Reproduce the data exactly.

## Entries provided
begin

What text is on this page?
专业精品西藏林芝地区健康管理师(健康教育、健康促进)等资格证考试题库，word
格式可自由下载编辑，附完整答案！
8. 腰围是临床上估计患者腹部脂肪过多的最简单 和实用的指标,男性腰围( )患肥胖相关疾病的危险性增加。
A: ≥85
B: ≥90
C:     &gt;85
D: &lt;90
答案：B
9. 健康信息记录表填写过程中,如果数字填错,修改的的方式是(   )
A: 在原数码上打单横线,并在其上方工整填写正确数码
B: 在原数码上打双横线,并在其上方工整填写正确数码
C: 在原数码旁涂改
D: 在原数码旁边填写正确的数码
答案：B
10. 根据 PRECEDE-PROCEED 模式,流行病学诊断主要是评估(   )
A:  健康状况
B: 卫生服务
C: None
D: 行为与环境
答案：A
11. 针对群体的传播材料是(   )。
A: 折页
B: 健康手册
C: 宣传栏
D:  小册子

end

## Output for this task
What text is on this page?
专业精品西藏林芝地区健康管理师(健康教育、健康促进)等资格证考试题库，word
格式可自由下载编辑，附完整答案！
8. 腰围是临床上估计患者腹部脂肪过多的最简单 和实用的指标,男性腰围( )患肥胖相关疾病的危险性增加。
A: ≥85
B: ≥90
C:     &gt;85
D: &lt;90
答案：B
9. 健康信息记录表填写过程中,如果数字填错,修改的的方式是(   )
A: 在原数码上打单横线,并在其上方工整填写正确数码
B: 在原数码上打双横线,并在其上方工整填写正确数码
C: 在原数码旁涂改
D: 在原数码旁边填写正确的数码
答案：B
10. 根据 PRECEDE-PROCEED 模式,流行病学诊断主要是评估(   )
A:  健康状况
B: 卫生服务
C: None
D: 行为与环境
答案：A
11. 针对群体的传播材料是(   )。
A: 折页
B: 健康手册
C: 宣传栏
D:  小册子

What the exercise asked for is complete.